*Records provided*.
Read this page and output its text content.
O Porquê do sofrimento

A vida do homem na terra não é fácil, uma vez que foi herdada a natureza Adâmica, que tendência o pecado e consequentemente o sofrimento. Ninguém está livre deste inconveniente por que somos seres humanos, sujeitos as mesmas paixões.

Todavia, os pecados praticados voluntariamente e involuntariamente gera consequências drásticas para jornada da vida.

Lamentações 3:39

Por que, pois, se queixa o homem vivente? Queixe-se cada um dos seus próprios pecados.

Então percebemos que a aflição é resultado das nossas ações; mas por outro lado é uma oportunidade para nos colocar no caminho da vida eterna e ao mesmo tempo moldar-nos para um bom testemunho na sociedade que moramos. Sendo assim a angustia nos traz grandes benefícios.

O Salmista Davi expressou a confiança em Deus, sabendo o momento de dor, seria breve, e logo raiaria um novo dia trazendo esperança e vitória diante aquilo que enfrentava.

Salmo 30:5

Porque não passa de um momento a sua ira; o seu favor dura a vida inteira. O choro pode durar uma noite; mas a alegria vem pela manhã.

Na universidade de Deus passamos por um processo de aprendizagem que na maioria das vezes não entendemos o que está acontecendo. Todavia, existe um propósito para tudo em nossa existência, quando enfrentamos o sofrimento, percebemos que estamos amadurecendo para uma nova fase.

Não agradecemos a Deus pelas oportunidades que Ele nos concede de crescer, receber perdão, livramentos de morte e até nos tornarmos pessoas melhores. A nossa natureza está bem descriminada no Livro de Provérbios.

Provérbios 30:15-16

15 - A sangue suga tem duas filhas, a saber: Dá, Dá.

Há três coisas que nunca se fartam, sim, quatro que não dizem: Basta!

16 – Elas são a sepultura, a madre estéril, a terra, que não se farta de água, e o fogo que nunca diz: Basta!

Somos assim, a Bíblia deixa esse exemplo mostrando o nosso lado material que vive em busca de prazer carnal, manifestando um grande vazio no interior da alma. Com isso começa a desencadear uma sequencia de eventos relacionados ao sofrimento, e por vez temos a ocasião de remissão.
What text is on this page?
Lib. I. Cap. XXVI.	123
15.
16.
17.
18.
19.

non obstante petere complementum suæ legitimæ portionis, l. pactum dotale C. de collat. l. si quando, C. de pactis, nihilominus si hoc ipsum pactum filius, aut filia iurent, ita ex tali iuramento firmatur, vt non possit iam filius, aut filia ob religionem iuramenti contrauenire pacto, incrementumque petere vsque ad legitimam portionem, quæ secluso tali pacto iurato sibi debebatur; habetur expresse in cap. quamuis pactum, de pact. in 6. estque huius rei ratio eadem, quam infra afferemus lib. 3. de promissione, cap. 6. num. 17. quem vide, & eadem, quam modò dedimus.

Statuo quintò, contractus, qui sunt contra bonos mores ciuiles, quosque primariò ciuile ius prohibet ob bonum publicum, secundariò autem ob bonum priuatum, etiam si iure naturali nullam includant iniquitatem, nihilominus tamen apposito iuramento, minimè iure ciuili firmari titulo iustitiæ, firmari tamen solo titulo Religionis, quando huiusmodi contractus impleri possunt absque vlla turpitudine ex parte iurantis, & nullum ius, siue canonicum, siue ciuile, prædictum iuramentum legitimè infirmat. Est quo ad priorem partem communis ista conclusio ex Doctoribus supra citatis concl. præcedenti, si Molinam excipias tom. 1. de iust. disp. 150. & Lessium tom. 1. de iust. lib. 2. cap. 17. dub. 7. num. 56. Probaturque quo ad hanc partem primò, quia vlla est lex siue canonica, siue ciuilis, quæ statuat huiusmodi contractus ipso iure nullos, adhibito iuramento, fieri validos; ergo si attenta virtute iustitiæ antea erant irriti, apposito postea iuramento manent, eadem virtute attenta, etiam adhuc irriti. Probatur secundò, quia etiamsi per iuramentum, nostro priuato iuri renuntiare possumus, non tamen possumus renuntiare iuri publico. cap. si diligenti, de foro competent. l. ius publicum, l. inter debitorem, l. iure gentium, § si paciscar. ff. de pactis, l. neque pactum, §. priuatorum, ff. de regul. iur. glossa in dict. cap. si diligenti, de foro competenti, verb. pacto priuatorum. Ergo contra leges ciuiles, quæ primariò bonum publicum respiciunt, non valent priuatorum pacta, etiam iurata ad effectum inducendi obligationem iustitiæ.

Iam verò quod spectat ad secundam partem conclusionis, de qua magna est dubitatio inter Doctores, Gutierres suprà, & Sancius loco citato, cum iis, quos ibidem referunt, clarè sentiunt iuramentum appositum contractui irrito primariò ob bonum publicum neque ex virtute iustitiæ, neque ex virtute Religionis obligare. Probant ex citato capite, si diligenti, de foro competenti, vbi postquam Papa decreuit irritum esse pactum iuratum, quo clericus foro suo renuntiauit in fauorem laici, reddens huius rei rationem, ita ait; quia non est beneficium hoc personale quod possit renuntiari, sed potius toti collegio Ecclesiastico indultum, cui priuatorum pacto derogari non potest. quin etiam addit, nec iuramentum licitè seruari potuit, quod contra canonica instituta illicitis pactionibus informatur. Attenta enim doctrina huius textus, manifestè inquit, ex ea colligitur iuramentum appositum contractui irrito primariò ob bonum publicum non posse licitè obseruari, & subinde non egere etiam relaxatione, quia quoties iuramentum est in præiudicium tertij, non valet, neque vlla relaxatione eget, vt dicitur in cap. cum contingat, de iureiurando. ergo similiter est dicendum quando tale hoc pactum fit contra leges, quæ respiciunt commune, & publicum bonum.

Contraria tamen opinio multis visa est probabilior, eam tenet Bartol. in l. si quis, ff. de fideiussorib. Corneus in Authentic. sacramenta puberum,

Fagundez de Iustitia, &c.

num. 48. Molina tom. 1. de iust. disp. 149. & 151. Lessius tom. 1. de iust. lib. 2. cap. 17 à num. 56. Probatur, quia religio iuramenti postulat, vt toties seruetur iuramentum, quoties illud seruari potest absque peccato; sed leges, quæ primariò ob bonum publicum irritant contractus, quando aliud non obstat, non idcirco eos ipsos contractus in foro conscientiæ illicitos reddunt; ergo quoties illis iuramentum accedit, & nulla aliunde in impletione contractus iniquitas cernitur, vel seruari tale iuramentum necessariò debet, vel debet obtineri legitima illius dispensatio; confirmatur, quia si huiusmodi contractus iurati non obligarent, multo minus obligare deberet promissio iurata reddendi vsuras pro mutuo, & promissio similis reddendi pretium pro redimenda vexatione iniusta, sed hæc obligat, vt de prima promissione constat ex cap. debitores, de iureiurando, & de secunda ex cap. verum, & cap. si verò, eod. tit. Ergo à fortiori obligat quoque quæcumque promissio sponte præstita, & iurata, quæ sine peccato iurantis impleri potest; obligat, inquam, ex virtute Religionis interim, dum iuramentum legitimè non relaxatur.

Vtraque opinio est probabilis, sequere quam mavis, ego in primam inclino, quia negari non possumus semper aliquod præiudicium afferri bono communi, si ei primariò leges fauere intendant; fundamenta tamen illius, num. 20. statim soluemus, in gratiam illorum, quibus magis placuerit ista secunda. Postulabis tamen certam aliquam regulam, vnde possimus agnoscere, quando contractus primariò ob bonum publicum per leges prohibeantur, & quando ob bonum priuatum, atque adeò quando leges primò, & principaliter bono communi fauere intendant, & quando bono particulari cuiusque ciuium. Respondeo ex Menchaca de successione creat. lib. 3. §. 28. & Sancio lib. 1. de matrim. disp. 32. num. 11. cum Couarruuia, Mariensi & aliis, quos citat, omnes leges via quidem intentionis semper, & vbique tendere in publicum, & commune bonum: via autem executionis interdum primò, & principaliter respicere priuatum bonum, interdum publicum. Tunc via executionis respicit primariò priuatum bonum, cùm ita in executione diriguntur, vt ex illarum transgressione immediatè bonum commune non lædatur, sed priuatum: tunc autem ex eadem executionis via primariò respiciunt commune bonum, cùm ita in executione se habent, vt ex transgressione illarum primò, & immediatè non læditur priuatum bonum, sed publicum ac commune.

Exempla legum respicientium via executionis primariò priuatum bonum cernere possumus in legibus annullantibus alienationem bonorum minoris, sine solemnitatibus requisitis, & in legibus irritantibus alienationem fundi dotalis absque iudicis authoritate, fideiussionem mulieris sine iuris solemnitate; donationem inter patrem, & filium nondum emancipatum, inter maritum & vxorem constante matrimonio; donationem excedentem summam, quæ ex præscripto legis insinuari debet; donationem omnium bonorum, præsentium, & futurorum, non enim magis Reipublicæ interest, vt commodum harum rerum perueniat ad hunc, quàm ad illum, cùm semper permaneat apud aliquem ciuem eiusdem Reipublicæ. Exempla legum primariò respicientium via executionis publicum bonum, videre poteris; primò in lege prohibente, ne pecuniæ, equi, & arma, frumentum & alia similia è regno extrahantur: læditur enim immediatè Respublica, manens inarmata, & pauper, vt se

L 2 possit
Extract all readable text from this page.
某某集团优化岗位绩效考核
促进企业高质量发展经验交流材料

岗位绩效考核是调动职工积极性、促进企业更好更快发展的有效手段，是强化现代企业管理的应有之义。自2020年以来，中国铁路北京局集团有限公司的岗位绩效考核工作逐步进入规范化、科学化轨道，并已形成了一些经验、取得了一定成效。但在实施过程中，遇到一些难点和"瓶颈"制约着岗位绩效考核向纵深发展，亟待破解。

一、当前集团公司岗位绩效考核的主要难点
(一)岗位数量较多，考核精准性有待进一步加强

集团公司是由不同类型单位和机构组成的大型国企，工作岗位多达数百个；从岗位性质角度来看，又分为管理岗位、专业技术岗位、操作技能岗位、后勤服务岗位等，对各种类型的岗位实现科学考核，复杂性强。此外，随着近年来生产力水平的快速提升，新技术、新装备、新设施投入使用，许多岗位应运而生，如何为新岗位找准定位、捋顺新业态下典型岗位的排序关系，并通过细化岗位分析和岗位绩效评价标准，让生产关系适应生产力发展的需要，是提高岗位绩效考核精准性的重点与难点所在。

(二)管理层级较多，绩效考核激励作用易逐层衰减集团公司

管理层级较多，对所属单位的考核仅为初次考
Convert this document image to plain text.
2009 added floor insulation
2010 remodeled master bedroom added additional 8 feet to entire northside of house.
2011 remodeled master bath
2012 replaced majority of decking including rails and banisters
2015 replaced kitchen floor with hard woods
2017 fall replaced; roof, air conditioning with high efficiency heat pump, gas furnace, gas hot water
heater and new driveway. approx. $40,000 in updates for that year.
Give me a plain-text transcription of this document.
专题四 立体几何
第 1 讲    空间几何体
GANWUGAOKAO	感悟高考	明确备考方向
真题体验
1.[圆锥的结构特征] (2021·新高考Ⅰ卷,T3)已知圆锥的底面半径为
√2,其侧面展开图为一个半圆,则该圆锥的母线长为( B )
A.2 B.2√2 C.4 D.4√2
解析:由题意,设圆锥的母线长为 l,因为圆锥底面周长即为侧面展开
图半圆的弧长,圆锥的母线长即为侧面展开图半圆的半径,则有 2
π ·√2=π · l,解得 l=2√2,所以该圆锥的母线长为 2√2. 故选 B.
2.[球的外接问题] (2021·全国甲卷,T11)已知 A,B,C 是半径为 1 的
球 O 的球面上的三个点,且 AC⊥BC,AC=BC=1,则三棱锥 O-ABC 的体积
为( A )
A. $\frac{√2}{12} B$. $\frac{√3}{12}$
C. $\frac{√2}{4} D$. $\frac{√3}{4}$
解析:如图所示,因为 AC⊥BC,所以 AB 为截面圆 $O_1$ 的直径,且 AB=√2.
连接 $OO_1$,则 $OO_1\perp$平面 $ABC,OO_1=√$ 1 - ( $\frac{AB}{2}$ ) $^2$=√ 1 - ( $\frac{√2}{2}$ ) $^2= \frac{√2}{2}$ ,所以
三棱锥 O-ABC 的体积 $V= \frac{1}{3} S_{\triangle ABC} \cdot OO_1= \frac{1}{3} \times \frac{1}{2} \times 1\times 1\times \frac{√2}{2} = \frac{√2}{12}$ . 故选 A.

*What the exercise asks*.
Please quote nothing but the lines from the line with "Convert this document image to plain text." through the end of the data above, exactly as written, ends included.

*Full response*.
Convert this document image to plain text.
2009 added floor insulation
2010 remodeled master bedroom added additional 8 feet to entire northside of house.
2011 remodeled master bath
2012 replaced majority of decking including rails and banisters
2015 replaced kitchen floor with hard woods
2017 fall replaced; roof, air conditioning with high efficiency heat pump, gas furnace, gas hot water
heater and new driveway. approx. $40,000 in updates for that year.
Give me a plain-text transcription of this document.
专题四 立体几何
第 1 讲    空间几何体
GANWUGAOKAO	感悟高考	明确备考方向
真题体验
1.[圆锥的结构特征] (2021·新高考Ⅰ卷,T3)已知圆锥的底面半径为
√2,其侧面展开图为一个半圆,则该圆锥的母线长为( B )
A.2 B.2√2 C.4 D.4√2
解析:由题意,设圆锥的母线长为 l,因为圆锥底面周长即为侧面展开
图半圆的弧长,圆锥的母线长即为侧面展开图半圆的半径,则有 2
π ·√2=π · l,解得 l=2√2,所以该圆锥的母线长为 2√2. 故选 B.
2.[球的外接问题] (2021·全国甲卷,T11)已知 A,B,C 是半径为 1 的
球 O 的球面上的三个点,且 AC⊥BC,AC=BC=1,则三棱锥 O-ABC 的体积
为( A )
A. $\frac{√2}{12} B$. $\frac{√3}{12}$
C. $\frac{√2}{4} D$. $\frac{√3}{4}$
解析:如图所示,因为 AC⊥BC,所以 AB 为截面圆 $O_1$ 的直径,且 AB=√2.
连接 $OO_1$,则 $OO_1\perp$平面 $ABC,OO_1=√$ 1 - ( $\frac{AB}{2}$ ) $^2$=√ 1 - ( $\frac{√2}{2}$ ) $^2= \frac{√2}{2}$ ,所以
三棱锥 O-ABC 的体积 $V= \frac{1}{3} S_{\triangle ABC} \cdot OO_1= \frac{1}{3} \times \frac{1}{2} \times 1\times 1\times \frac{√2}{2} = \frac{√2}{12}$ . 故选 A.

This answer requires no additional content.